> [Exercise]: Look through the listing and locate every line containing the word "Emanuela"; copy those lines.

> [Records for this task]:
━━━━━━━━━━━━━━━━

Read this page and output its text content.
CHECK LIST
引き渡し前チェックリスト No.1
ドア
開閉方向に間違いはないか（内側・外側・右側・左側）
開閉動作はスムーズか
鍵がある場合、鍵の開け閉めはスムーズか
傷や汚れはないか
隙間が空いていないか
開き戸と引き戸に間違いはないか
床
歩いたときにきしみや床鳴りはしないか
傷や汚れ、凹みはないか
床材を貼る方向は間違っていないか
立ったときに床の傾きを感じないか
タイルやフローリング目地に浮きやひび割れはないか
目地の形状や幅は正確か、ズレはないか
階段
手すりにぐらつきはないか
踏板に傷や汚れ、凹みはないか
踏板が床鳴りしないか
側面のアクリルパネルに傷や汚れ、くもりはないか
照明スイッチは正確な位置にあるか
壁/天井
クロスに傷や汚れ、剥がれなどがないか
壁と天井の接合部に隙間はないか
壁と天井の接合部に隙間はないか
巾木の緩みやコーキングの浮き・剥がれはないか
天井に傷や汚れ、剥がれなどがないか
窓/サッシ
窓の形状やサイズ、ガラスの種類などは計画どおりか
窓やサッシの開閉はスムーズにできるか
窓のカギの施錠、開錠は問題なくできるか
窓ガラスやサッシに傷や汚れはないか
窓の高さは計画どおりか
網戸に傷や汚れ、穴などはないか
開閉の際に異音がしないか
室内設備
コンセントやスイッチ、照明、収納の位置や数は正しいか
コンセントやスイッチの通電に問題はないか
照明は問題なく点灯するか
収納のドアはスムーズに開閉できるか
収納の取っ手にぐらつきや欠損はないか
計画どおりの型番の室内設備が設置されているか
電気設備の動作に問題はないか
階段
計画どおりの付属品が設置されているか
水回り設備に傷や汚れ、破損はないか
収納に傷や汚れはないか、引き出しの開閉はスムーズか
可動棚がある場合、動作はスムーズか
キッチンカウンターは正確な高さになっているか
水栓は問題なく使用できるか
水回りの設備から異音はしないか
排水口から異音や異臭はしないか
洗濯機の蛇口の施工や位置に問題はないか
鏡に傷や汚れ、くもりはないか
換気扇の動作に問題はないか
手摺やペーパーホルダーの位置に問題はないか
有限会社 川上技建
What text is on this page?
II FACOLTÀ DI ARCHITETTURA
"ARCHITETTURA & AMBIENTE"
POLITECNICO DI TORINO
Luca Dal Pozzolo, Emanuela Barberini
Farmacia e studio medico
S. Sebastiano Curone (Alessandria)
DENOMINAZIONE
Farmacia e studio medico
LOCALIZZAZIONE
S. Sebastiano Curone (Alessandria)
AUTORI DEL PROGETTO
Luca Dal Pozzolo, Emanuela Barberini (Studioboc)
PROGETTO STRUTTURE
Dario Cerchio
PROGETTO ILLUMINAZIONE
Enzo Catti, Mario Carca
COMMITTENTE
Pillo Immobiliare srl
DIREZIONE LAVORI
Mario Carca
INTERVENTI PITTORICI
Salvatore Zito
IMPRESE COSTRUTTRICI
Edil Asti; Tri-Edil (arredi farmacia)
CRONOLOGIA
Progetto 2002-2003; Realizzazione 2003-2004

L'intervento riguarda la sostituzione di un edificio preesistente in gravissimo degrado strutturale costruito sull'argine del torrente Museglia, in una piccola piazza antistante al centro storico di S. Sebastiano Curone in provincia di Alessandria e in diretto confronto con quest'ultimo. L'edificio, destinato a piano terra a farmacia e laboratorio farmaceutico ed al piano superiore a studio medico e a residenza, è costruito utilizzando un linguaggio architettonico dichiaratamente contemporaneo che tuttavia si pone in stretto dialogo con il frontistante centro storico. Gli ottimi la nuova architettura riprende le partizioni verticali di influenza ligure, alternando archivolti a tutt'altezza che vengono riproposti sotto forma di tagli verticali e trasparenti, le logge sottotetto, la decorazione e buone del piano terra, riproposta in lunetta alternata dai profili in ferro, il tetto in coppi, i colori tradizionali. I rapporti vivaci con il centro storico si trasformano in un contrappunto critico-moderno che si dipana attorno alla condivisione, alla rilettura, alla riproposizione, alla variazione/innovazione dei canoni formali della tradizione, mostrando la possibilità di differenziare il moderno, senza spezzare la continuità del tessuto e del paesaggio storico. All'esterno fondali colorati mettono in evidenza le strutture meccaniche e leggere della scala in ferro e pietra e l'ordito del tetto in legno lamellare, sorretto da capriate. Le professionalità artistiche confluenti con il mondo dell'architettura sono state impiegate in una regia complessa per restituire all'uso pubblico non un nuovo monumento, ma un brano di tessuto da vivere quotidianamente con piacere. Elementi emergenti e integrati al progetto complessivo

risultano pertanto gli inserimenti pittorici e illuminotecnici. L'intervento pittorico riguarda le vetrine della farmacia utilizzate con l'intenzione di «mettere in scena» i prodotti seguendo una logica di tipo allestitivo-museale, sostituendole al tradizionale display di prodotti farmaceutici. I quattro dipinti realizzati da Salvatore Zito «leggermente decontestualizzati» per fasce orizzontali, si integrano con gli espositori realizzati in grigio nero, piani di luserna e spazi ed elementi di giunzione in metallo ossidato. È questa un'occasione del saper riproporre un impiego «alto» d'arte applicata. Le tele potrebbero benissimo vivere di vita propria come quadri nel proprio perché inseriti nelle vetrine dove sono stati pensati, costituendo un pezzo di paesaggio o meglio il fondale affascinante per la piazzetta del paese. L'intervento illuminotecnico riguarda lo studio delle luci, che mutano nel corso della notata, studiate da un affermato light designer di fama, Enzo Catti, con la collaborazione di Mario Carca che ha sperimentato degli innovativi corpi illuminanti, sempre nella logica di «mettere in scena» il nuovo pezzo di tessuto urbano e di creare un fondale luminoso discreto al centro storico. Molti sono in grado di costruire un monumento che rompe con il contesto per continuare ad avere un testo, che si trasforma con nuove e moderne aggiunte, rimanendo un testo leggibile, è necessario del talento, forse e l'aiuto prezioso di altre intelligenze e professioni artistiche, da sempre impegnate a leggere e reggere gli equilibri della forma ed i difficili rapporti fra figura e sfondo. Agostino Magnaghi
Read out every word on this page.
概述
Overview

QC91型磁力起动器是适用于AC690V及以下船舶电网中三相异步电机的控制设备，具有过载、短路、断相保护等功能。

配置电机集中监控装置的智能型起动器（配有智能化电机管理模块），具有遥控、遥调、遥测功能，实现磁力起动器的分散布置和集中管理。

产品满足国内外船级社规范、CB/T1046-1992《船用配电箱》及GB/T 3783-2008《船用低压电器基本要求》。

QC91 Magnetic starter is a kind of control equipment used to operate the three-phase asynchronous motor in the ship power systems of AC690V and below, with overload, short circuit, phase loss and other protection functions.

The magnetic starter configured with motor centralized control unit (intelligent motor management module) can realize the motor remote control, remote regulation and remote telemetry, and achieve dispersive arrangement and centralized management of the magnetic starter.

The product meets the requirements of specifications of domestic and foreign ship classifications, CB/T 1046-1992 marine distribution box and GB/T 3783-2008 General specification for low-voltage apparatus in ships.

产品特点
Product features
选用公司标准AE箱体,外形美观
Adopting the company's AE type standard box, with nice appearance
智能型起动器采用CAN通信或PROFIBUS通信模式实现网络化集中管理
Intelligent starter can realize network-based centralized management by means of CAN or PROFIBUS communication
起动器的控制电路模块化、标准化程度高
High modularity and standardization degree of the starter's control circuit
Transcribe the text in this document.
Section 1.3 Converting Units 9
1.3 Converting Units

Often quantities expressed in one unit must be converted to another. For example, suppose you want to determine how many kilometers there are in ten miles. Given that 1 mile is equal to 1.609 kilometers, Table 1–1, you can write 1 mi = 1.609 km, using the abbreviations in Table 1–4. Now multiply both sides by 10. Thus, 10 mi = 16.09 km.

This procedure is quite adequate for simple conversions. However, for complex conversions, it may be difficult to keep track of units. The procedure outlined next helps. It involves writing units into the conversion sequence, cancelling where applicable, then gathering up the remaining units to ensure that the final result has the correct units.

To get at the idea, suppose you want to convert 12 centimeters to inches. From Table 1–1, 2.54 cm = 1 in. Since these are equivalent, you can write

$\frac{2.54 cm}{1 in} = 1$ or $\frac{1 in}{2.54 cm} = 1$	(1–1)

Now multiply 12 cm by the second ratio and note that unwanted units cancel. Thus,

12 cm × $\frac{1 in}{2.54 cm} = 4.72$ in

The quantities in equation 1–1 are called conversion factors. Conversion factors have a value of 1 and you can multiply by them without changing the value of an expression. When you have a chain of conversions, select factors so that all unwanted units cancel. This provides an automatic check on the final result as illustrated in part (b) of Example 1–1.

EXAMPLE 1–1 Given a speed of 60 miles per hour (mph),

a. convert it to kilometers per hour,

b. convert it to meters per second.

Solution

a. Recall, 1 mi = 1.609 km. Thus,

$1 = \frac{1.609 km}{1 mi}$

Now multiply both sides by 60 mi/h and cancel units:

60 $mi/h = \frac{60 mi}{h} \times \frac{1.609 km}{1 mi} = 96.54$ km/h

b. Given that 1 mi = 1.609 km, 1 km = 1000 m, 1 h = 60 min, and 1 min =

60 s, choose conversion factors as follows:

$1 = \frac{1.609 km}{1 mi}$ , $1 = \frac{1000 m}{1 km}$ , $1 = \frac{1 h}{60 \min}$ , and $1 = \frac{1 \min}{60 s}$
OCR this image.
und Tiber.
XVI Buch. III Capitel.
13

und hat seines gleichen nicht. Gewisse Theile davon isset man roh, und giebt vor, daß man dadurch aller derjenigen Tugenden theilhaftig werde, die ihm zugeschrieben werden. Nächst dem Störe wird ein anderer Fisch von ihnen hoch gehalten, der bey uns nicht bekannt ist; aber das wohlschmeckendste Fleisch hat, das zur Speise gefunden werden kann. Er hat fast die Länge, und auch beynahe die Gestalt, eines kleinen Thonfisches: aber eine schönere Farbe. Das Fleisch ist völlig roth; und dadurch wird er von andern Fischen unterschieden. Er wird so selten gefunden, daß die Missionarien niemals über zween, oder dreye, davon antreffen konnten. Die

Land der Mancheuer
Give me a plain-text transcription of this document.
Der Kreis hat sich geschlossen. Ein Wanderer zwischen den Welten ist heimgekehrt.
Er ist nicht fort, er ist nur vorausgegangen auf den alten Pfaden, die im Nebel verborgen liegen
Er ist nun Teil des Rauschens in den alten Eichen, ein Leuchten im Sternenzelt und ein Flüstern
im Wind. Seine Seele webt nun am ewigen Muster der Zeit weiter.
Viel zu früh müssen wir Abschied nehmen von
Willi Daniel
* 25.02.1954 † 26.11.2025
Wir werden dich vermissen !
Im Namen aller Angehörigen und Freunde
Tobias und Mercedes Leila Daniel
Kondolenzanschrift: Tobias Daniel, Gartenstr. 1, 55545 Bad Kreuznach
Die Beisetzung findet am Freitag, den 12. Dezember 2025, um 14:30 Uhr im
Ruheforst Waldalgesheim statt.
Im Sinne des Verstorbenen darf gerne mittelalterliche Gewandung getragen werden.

━━━━━━━━━━━━━━━━

> [The answer]:
Luca Dal Pozzolo, Emanuela Barberini
Luca Dal Pozzolo, Emanuela Barberini (Studioboc)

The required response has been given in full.